SHORT TASK → Scan the lines below for the word "Lewandowski". Copy each line you find it in.

==================================================

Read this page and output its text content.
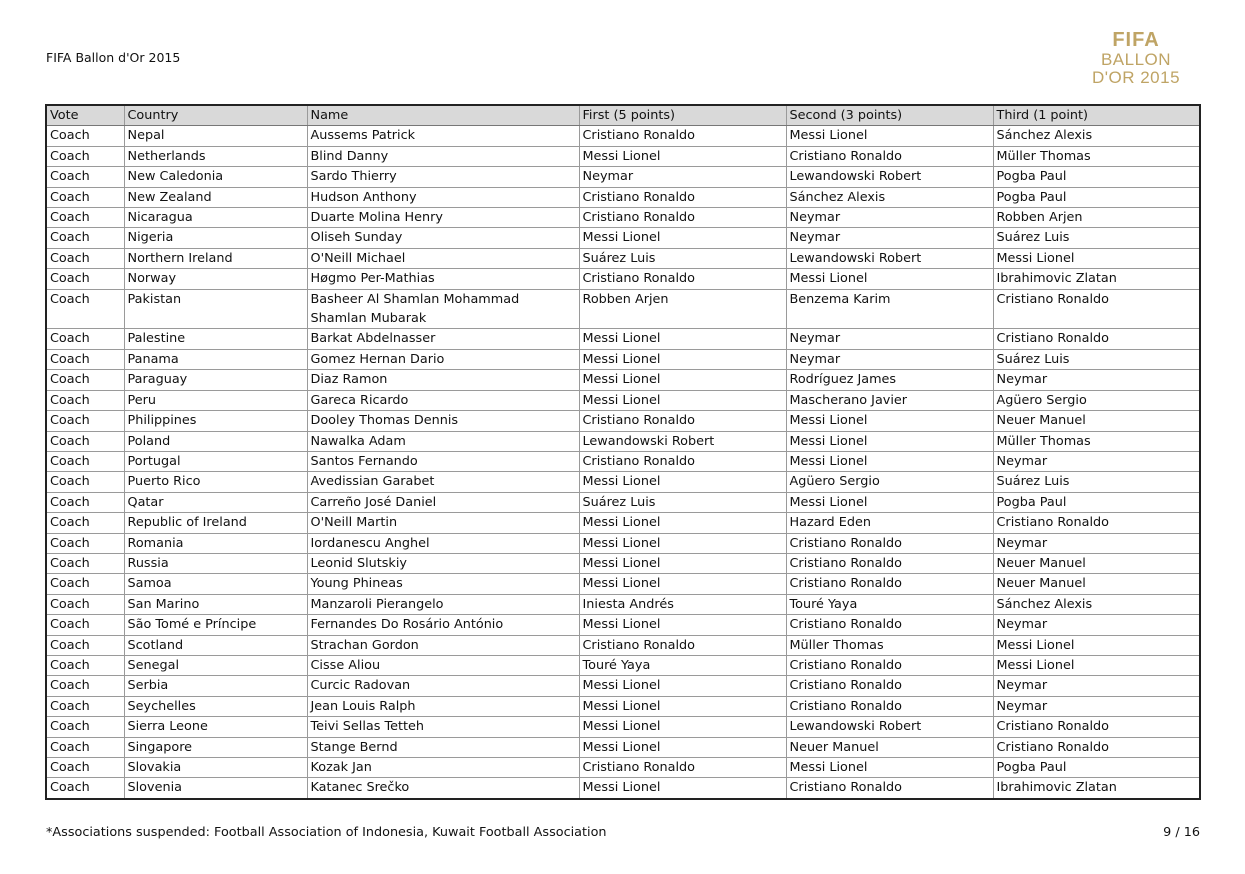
FIFA Ballon d'Or 2015
FIFA
BALLON
D'OR 2015
Vote	Country	Name	First (5 points)	Second (3 points)	Third (1 point)
Coach	Nepal	Aussems Patrick	Cristiano Ronaldo	Messi Lionel	Sánchez Alexis
Coach	Netherlands	Blind Danny	Messi Lionel	Cristiano Ronaldo	Müller Thomas
Coach	New Caledonia	Sardo Thierry	Neymar	Lewandowski Robert	Pogba Paul
Coach	New Zealand	Hudson Anthony	Cristiano Ronaldo	Sánchez Alexis	Pogba Paul
Coach	Nicaragua	Duarte Molina Henry	Cristiano Ronaldo	Neymar	Robben Arjen
Coach	Nigeria	Oliseh Sunday	Messi Lionel	Neymar	Suárez Luis
Coach	Northern Ireland	O'Neill Michael	Suárez Luis	Lewandowski Robert	Messi Lionel
Coach	Norway	Høgmo Per-Mathias	Cristiano Ronaldo	Messi Lionel	Ibrahimovic Zlatan
Coach	Pakistan	Basheer Al Shamlan Mohammad Shamlan Mubarak	Robben Arjen	Benzema Karim	Cristiano Ronaldo
Coach	Palestine	Barkat Abdelnasser	Messi Lionel	Neymar	Cristiano Ronaldo
Coach	Panama	Gomez Hernan Dario	Messi Lionel	Neymar	Suárez Luis
Coach	Paraguay	Diaz Ramon	Messi Lionel	Rodríguez James	Neymar
Coach	Peru	Gareca Ricardo	Messi Lionel	Mascherano Javier	Agüero Sergio
Coach	Philippines	Dooley Thomas Dennis	Cristiano Ronaldo	Messi Lionel	Neuer Manuel
Coach	Poland	Nawalka Adam	Lewandowski Robert	Messi Lionel	Müller Thomas
Coach	Portugal	Santos Fernando	Cristiano Ronaldo	Messi Lionel	Neymar
Coach	Puerto Rico	Avedissian Garabet	Messi Lionel	Agüero Sergio	Suárez Luis
Coach	Qatar	Carreño José Daniel	Suárez Luis	Messi Lionel	Pogba Paul
Coach	Republic of Ireland	O'Neill Martin	Messi Lionel	Hazard Eden	Cristiano Ronaldo
Coach	Romania	Iordanescu Anghel	Messi Lionel	Cristiano Ronaldo	Neymar
Coach	Russia	Leonid Slutskiy	Messi Lionel	Cristiano Ronaldo	Neuer Manuel
Coach	Samoa	Young Phineas	Messi Lionel	Cristiano Ronaldo	Neuer Manuel
Coach	San Marino	Manzaroli Pierangelo	Iniesta Andrés	Touré Yaya	Sánchez Alexis
Coach	São Tomé e Príncipe	Fernandes Do Rosário António	Messi Lionel	Cristiano Ronaldo	Neymar
Coach	Scotland	Strachan Gordon	Cristiano Ronaldo	Müller Thomas	Messi Lionel
Coach	Senegal	Cisse Aliou	Touré Yaya	Cristiano Ronaldo	Messi Lionel
Coach	Serbia	Curcic Radovan	Messi Lionel	Cristiano Ronaldo	Neymar
Coach	Seychelles	Jean Louis Ralph	Messi Lionel	Cristiano Ronaldo	Neymar
Coach	Sierra Leone	Teivi Sellas Tetteh	Messi Lionel	Lewandowski Robert	Cristiano Ronaldo
Coach	Singapore	Stange Bernd	Messi Lionel	Neuer Manuel	Cristiano Ronaldo
Coach	Slovakia	Kozak Jan	Cristiano Ronaldo	Messi Lionel	Pogba Paul
Coach	Slovenia	Katanec Srečko	Messi Lionel	Cristiano Ronaldo	Ibrahimovic Zlatan
*Associations suspended: Football Association of Indonesia, Kuwait Football Association	9 / 16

==================================================

SOLUTION BELOW →
Coach	New Caledonia	Sardo Thierry	Neymar	Lewandowski Robert	Pogba Paul
Coach	Northern Ireland	O'Neill Michael	Suárez Luis	Lewandowski Robert	Messi Lionel
Coach	Poland	Nawalka Adam	Lewandowski Robert	Messi Lionel	Müller Thomas
Coach	Sierra Leone	Teivi Sellas Tetteh	Messi Lionel	Lewandowski Robert	Cristiano Ronaldo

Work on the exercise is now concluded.